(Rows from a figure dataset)
------------------------
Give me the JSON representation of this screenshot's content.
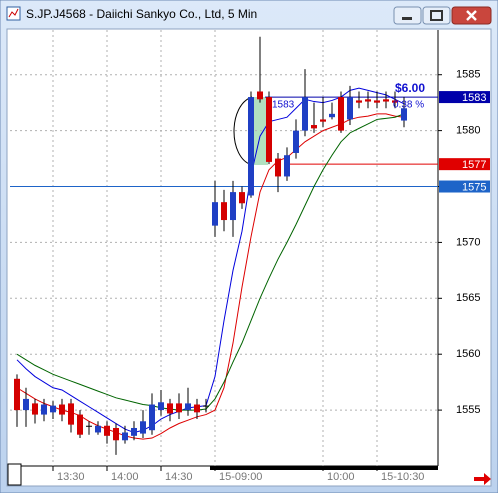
{
  "window_title": "S.JP.J4568 - Daiichi Sankyo Co., Ltd, 5 Min",
  "chart_data": {
    "type": "candlestick",
    "categories": [
      null,
      null,
      null,
      null,
      "13:30",
      null,
      null,
      null,
      null,
      null,
      "14:00",
      null,
      null,
      null,
      null,
      null,
      "14:30",
      null,
      null,
      null,
      null,
      null,
      "15-09:00",
      null,
      null,
      null,
      null,
      null,
      null,
      null,
      null,
      null,
      null,
      null,
      "10:00",
      null,
      null,
      null,
      null,
      null,
      "15-10:30",
      null,
      null,
      null
    ],
    "open": [
      1557.8,
      1555.0,
      1555.6,
      1554.6,
      1554.8,
      1555.5,
      1555.6,
      1554.6,
      1553.6,
      1553.0,
      1553.6,
      1553.4,
      1552.3,
      1552.7,
      1552.9,
      1553.2,
      1555.0,
      1555.6,
      1555.6,
      1555.0,
      1555.5,
      1555.4,
      1571.5,
      1573.6,
      1572.0,
      1574.5,
      1574.2,
      1583.5,
      1583.0,
      1577.5,
      1575.9,
      1578.0,
      1580.0,
      1580.5,
      1581.0,
      1581.2,
      1583.0,
      1581.0,
      1582.7,
      1582.8,
      1582.7,
      1582.8,
      1582.7,
      1580.9
    ],
    "high": [
      1558.2,
      1557.0,
      1556.0,
      1556.0,
      1555.8,
      1556.0,
      1556.0,
      1555.0,
      1554.0,
      1554.0,
      1554.0,
      1553.8,
      1553.6,
      1554.0,
      1555.0,
      1556.5,
      1556.8,
      1556.0,
      1556.5,
      1557.0,
      1556.0,
      1556.0,
      1575.5,
      1574.7,
      1575.5,
      1575.0,
      1583.5,
      1588.4,
      1583.5,
      1578.0,
      1578.5,
      1581.0,
      1585.5,
      1582.5,
      1583.0,
      1582.5,
      1583.5,
      1584.0,
      1583.5,
      1583.5,
      1583.5,
      1583.5,
      1583.5,
      1583.0
    ],
    "low": [
      1553.5,
      1553.5,
      1553.8,
      1554.0,
      1554.2,
      1554.0,
      1553.0,
      1552.5,
      1552.8,
      1552.8,
      1552.0,
      1551.0,
      1552.0,
      1552.3,
      1552.5,
      1552.8,
      1554.5,
      1554.0,
      1554.2,
      1554.5,
      1554.2,
      1554.8,
      1570.5,
      1571.0,
      1570.5,
      1573.0,
      1574.0,
      1582.5,
      1577.0,
      1574.5,
      1575.5,
      1577.5,
      1579.5,
      1579.8,
      1580.3,
      1581.0,
      1579.8,
      1580.5,
      1582.0,
      1582.0,
      1582.0,
      1582.0,
      1582.0,
      1580.3
    ],
    "close": [
      1555.0,
      1556.0,
      1554.6,
      1555.5,
      1555.4,
      1554.6,
      1553.7,
      1552.8,
      1553.6,
      1553.6,
      1552.7,
      1552.3,
      1553.0,
      1553.4,
      1554.0,
      1555.5,
      1555.7,
      1554.7,
      1554.8,
      1555.6,
      1554.8,
      1555.4,
      1573.6,
      1572.0,
      1574.5,
      1573.5,
      1583.0,
      1582.8,
      1577.2,
      1575.9,
      1577.8,
      1580.0,
      1583.0,
      1580.2,
      1580.8,
      1581.5,
      1580.0,
      1583.0,
      1582.5,
      1582.6,
      1582.5,
      1582.6,
      1582.5,
      1582.0
    ],
    "up_color": "#1f3fc4",
    "down_color": "#d40000",
    "lines": [
      {
        "color": "#0000dd",
        "values": [
          1559.5,
          1558.7,
          1558,
          1557.5,
          1557,
          1556.8,
          1556.3,
          1555.8,
          1555.3,
          1554.8,
          1554.3,
          1553.8,
          1553.3,
          1553,
          1553.2,
          1553.6,
          1554.2,
          1554.6,
          1554.9,
          1555.2,
          1555.3,
          1555.4,
          1558,
          1563,
          1567.5,
          1571,
          1576,
          1579.5,
          1580.8,
          1581,
          1581.2,
          1582,
          1582.8,
          1582.6,
          1582.5,
          1582.7,
          1583,
          1583.6,
          1583.8,
          1583.6,
          1583.4,
          1583.2,
          1582.8,
          1582.4
        ]
      },
      {
        "color": "#dd0000",
        "values": [
          1557,
          1556.5,
          1556,
          1555.6,
          1555.3,
          1555,
          1554.8,
          1554.5,
          1554,
          1553.6,
          1553.3,
          1553,
          1552.7,
          1552.5,
          1552.4,
          1552.5,
          1552.9,
          1553.4,
          1553.8,
          1554.1,
          1554.4,
          1554.6,
          1555,
          1557,
          1561,
          1566,
          1570.5,
          1574.5,
          1576.5,
          1577.3,
          1577.6,
          1578.3,
          1579,
          1579.5,
          1580,
          1580.3,
          1580.6,
          1581,
          1581.2,
          1581.3,
          1581.5,
          1581.5,
          1581.3,
          1581.2
        ]
      },
      {
        "color": "#006400",
        "values": [
          1560,
          1559.5,
          1559,
          1558.6,
          1558.2,
          1557.9,
          1557.6,
          1557.3,
          1557,
          1556.7,
          1556.4,
          1556.1,
          1555.9,
          1555.7,
          1555.5,
          1555.4,
          1555.2,
          1555.1,
          1555,
          1555,
          1555,
          1555.1,
          1556,
          1557.5,
          1559.3,
          1561,
          1563,
          1565,
          1566.8,
          1568.5,
          1570,
          1571.6,
          1573.3,
          1575,
          1576.5,
          1577.8,
          1579,
          1579.8,
          1580.2,
          1580.6,
          1581,
          1581.1,
          1581.2,
          1581.5
        ]
      }
    ],
    "levels": [
      {
        "value": 1583,
        "color": "#0000aa"
      },
      {
        "value": 1577,
        "color": "#e00000"
      },
      {
        "value": 1575,
        "color": "#1e64c8"
      }
    ],
    "change": "$6.00",
    "change_pct": "0.38 %",
    "ylim": [
      1550,
      1589
    ],
    "yticks": [
      1555,
      1560,
      1565,
      1570,
      1575,
      1580,
      1585
    ],
    "grid": true
  }
}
------------------------
● EXERCISE GOAL
Omit the pictures. Transcribe every record exactly.

● OUTPUT FOR THIS EXERCISE
Give me the JSON representation of this screenshot's content.
{
  "window_title": "S.JP.J4568 - Daiichi Sankyo Co., Ltd, 5 Min",
  "chart_data": {
    "type": "candlestick",
    "categories": [
      null,
      null,
      null,
      null,
      "13:30",
      null,
      null,
      null,
      null,
      null,
      "14:00",
      null,
      null,
      null,
      null,
      null,
      "14:30",
      null,
      null,
      null,
      null,
      null,
      "15-09:00",
      null,
      null,
      null,
      null,
      null,
      null,
      null,
      null,
      null,
      null,
      null,
      "10:00",
      null,
      null,
      null,
      null,
      null,
      "15-10:30",
      null,
      null,
      null
    ],
    "open": [
      1557.8,
      1555.0,
      1555.6,
      1554.6,
      1554.8,
      1555.5,
      1555.6,
      1554.6,
      1553.6,
      1553.0,
      1553.6,
      1553.4,
      1552.3,
      1552.7,
      1552.9,
      1553.2,
      1555.0,
      1555.6,
      1555.6,
      1555.0,
      1555.5,
      1555.4,
      1571.5,
      1573.6,
      1572.0,
      1574.5,
      1574.2,
      1583.5,
      1583.0,
      1577.5,
      1575.9,
      1578.0,
      1580.0,
      1580.5,
      1581.0,
      1581.2,
      1583.0,
      1581.0,
      1582.7,
      1582.8,
      1582.7,
      1582.8,
      1582.7,
      1580.9
    ],
    "high": [
      1558.2,
      1557.0,
      1556.0,
      1556.0,
      1555.8,
      1556.0,
      1556.0,
      1555.0,
      1554.0,
      1554.0,
      1554.0,
      1553.8,
      1553.6,
      1554.0,
      1555.0,
      1556.5,
      1556.8,
      1556.0,
      1556.5,
      1557.0,
      1556.0,
      1556.0,
      1575.5,
      1574.7,
      1575.5,
      1575.0,
      1583.5,
      1588.4,
      1583.5,
      1578.0,
      1578.5,
      1581.0,
      1585.5,
      1582.5,
      1583.0,
      1582.5,
      1583.5,
      1584.0,
      1583.5,
      1583.5,
      1583.5,
      1583.5,
      1583.5,
      1583.0
    ],
    "low": [
      1553.5,
      1553.5,
      1553.8,
      1554.0,
      1554.2,
      1554.0,
      1553.0,
      1552.5,
      1552.8,
      1552.8,
      1552.0,
      1551.0,
      1552.0,
      1552.3,
      1552.5,
      1552.8,
      1554.5,
      1554.0,
      1554.2,
      1554.5,
      1554.2,
      1554.8,
      1570.5,
      1571.0,
      1570.5,
      1573.0,
      1574.0,
      1582.5,
      1577.0,
      1574.5,
      1575.5,
      1577.5,
      1579.5,
      1579.8,
      1580.3,
      1581.0,
      1579.8,
      1580.5,
      1582.0,
      1582.0,
      1582.0,
      1582.0,
      1582.0,
      1580.3
    ],
    "close": [
      1555.0,
      1556.0,
      1554.6,
      1555.5,
      1555.4,
      1554.6,
      1553.7,
      1552.8,
      1553.6,
      1553.6,
      1552.7,
      1552.3,
      1553.0,
      1553.4,
      1554.0,
      1555.5,
      1555.7,
      1554.7,
      1554.8,
      1555.6,
      1554.8,
      1555.4,
      1573.6,
      1572.0,
      1574.5,
      1573.5,
      1583.0,
      1582.8,
      1577.2,
      1575.9,
      1577.8,
      1580.0,
      1583.0,
      1580.2,
      1580.8,
      1581.5,
      1580.0,
      1583.0,
      1582.5,
      1582.6,
      1582.5,
      1582.6,
      1582.5,
      1582.0
    ],
    "up_color": "#1f3fc4",
    "down_color": "#d40000",
    "lines": [
      {
        "color": "#0000dd",
        "values": [
          1559.5,
          1558.7,
          1558,
          1557.5,
          1557,
          1556.8,
          1556.3,
          1555.8,
          1555.3,
          1554.8,
          1554.3,
          1553.8,
          1553.3,
          1553,
          1553.2,
          1553.6,
          1554.2,
          1554.6,
          1554.9,
          1555.2,
          1555.3,
          1555.4,
          1558,
          1563,
          1567.5,
          1571,
          1576,
          1579.5,
          1580.8,
          1581,
          1581.2,
          1582,
          1582.8,
          1582.6,
          1582.5,
          1582.7,
          1583,
          1583.6,
          1583.8,
          1583.6,
          1583.4,
          1583.2,
          1582.8,
          1582.4
        ]
      },
      {
        "color": "#dd0000",
        "values": [
          1557,
          1556.5,
          1556,
          1555.6,
          1555.3,
          1555,
          1554.8,
          1554.5,
          1554,
          1553.6,
          1553.3,
          1553,
          1552.7,
          1552.5,
          1552.4,
          1552.5,
          1552.9,
          1553.4,
          1553.8,
          1554.1,
          1554.4,
          1554.6,
          1555,
          1557,
          1561,
          1566,
          1570.5,
          1574.5,
          1576.5,
          1577.3,
          1577.6,
          1578.3,
          1579,
          1579.5,
          1580,
          1580.3,
          1580.6,
          1581,
          1581.2,
          1581.3,
          1581.5,
          1581.5,
          1581.3,
          1581.2
        ]
      },
      {
        "color": "#006400",
        "values": [
          1560,
          1559.5,
          1559,
          1558.6,
          1558.2,
          1557.9,
          1557.6,
          1557.3,
          1557,
          1556.7,
          1556.4,
          1556.1,
          1555.9,
          1555.7,
          1555.5,
          1555.4,
          1555.2,
          1555.1,
          1555,
          1555,
          1555,
          1555.1,
          1556,
          1557.5,
          1559.3,
          1561,
          1563,
          1565,
          1566.8,
          1568.5,
          1570,
          1571.6,
          1573.3,
          1575,
          1576.5,
          1577.8,
          1579,
          1579.8,
          1580.2,
          1580.6,
          1581,
          1581.1,
          1581.2,
          1581.5
        ]
      }
    ],
    "levels": [
      {
        "value": 1583,
        "color": "#0000aa"
      },
      {
        "value": 1577,
        "color": "#e00000"
      },
      {
        "value": 1575,
        "color": "#1e64c8"
      }
    ],
    "change": "$6.00",
    "change_pct": "0.38 %",
    "ylim": [
      1550,
      1589
    ],
    "yticks": [
      1555,
      1560,
      1565,
      1570,
      1575,
      1580,
      1585
    ],
    "grid": true
  }
}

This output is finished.